» **EXCERPTED RECORDS**
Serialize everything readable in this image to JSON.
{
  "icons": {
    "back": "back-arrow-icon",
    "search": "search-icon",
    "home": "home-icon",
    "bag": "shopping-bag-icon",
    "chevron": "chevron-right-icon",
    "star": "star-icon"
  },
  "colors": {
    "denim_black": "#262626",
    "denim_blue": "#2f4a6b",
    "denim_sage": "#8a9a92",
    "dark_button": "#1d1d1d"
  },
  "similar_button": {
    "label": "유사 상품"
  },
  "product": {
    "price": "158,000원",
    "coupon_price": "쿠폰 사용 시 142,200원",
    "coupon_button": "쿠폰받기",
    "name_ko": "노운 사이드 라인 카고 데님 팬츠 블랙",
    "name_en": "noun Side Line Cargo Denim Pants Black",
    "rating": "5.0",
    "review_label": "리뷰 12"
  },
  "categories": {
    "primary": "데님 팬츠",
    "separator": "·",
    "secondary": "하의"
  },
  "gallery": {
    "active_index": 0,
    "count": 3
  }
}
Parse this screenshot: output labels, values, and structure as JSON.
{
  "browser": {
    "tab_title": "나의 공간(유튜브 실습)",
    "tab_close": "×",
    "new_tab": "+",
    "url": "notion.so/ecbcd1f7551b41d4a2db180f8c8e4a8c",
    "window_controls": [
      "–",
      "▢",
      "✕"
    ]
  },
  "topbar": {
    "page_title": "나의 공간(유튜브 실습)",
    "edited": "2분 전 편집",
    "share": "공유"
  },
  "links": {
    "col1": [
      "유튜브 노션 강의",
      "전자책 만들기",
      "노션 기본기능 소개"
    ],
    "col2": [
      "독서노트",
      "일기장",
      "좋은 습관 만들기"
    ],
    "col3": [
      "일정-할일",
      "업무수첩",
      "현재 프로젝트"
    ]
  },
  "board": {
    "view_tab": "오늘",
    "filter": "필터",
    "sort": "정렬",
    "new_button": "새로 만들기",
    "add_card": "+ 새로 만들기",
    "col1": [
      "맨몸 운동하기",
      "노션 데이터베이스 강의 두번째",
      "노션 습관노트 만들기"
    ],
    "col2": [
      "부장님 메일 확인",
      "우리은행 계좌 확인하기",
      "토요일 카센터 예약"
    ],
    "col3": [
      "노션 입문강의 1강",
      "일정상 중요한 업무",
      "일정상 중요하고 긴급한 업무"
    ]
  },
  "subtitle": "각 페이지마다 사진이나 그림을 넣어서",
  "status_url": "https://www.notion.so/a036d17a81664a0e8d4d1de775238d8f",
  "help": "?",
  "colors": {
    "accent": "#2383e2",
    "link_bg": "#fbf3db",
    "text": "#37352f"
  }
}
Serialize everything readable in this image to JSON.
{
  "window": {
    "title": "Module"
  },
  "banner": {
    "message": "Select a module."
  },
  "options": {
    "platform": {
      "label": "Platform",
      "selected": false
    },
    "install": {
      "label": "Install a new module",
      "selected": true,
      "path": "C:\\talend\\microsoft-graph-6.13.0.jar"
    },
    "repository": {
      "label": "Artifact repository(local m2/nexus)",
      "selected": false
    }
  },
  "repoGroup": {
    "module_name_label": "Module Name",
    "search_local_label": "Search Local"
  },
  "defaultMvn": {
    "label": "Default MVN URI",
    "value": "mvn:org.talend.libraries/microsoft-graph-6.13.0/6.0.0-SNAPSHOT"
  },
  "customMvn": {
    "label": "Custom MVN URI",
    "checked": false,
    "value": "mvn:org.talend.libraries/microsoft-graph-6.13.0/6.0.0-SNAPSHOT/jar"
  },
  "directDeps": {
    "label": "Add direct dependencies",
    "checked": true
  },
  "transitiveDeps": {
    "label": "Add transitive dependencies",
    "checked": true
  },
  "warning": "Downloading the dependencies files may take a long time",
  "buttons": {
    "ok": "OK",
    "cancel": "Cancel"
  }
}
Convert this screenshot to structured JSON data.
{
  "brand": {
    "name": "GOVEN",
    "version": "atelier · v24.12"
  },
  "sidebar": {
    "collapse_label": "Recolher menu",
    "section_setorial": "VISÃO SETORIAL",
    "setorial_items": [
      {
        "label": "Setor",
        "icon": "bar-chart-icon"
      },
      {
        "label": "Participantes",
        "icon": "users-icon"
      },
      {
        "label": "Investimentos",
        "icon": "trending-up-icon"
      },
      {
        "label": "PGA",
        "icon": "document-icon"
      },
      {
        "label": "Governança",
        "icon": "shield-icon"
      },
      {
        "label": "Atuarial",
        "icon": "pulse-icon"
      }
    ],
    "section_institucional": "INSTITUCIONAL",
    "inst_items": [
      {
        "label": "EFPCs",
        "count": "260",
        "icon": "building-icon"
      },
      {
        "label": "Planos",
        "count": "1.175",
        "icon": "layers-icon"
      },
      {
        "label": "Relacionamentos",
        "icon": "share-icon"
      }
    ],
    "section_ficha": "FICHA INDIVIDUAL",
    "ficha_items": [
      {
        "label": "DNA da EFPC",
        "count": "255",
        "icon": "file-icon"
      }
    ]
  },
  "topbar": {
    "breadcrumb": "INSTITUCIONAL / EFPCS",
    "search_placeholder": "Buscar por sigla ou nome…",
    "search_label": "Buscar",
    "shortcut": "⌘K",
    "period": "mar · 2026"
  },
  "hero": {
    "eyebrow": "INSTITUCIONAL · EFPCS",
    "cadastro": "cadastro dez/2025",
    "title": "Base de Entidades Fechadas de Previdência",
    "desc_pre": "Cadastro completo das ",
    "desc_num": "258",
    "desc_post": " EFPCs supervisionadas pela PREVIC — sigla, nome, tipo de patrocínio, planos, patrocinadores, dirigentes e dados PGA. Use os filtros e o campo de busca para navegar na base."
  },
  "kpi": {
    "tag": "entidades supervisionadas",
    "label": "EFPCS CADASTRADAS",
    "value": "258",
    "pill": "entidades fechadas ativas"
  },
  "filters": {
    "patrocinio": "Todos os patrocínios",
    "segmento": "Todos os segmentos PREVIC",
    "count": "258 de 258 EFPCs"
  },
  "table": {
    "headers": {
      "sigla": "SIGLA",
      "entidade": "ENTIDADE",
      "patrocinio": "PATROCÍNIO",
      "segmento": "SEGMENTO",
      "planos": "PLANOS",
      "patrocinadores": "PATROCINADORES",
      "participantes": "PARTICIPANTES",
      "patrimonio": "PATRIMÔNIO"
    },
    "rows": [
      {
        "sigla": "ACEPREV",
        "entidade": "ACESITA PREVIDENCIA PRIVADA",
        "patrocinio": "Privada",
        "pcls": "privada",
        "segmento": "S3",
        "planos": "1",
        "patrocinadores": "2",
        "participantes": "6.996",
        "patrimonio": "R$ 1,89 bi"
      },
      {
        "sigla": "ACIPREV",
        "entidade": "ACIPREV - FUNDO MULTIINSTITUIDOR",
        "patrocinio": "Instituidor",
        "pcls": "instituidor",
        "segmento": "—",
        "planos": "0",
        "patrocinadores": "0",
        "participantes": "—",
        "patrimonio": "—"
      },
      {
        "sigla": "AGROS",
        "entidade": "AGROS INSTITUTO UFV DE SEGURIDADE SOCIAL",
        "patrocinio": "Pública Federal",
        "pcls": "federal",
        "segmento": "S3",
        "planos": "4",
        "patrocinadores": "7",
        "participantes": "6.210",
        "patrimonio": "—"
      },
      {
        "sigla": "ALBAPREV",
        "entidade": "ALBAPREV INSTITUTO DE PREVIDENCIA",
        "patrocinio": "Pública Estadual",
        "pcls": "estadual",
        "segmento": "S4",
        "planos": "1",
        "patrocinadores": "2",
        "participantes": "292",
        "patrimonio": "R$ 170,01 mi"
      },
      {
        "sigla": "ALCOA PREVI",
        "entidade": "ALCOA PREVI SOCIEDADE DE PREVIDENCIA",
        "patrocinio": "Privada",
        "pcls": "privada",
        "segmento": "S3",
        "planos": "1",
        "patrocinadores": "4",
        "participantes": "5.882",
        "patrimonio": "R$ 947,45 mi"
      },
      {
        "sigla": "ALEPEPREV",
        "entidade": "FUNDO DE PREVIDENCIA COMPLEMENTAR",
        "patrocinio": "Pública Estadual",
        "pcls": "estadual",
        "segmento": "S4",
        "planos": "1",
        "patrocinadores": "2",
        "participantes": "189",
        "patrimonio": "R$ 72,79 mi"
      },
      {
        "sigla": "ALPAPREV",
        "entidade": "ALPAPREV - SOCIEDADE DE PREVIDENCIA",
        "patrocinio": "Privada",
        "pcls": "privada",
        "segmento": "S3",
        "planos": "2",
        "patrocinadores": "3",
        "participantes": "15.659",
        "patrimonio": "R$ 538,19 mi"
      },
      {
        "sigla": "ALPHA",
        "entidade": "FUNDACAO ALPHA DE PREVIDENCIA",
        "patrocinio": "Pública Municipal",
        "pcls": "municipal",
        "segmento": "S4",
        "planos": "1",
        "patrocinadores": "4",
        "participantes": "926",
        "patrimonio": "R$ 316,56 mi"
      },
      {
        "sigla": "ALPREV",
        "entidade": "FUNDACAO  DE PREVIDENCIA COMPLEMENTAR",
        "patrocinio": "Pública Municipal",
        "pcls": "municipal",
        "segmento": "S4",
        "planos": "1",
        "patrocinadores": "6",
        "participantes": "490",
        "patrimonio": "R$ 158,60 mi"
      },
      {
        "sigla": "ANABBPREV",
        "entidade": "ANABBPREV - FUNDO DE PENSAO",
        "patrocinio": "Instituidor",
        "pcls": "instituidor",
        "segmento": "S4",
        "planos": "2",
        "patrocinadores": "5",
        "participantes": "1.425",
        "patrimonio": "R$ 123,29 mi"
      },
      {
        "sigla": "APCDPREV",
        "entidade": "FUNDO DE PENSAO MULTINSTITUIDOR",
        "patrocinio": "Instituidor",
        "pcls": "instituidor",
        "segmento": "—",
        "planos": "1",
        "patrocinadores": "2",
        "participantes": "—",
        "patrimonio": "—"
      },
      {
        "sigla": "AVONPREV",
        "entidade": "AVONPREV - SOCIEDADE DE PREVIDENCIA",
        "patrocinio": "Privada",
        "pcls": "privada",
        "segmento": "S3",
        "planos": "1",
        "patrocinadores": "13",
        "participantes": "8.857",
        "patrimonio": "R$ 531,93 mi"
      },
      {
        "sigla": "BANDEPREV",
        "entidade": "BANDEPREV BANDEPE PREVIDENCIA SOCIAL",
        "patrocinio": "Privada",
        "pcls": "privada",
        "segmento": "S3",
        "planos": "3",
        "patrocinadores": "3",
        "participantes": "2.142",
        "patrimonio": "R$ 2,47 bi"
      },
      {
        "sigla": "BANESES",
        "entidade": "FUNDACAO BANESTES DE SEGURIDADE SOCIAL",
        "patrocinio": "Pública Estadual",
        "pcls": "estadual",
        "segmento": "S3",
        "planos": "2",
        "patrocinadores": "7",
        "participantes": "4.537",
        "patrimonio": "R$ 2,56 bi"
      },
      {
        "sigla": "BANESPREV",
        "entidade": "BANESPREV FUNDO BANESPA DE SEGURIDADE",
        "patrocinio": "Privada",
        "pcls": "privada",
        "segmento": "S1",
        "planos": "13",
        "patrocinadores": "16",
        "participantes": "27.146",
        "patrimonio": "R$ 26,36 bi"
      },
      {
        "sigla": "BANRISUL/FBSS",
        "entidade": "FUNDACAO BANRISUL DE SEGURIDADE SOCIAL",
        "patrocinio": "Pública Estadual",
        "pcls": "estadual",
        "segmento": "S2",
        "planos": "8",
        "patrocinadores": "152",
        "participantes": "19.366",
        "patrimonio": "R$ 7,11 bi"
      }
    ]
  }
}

» **THE TASK**
Copy each line of the listing in which the word "talend" can be found.

» **SOLUTION**
      "path": "C:\\talend\\microsoft-graph-6.13.0.jar"
    "value": "mvn:org.talend.libraries/microsoft-graph-6.13.0/6.0.0-SNAPSHOT"
    "value": "mvn:org.talend.libraries/microsoft-graph-6.13.0/6.0.0-SNAPSHOT/jar"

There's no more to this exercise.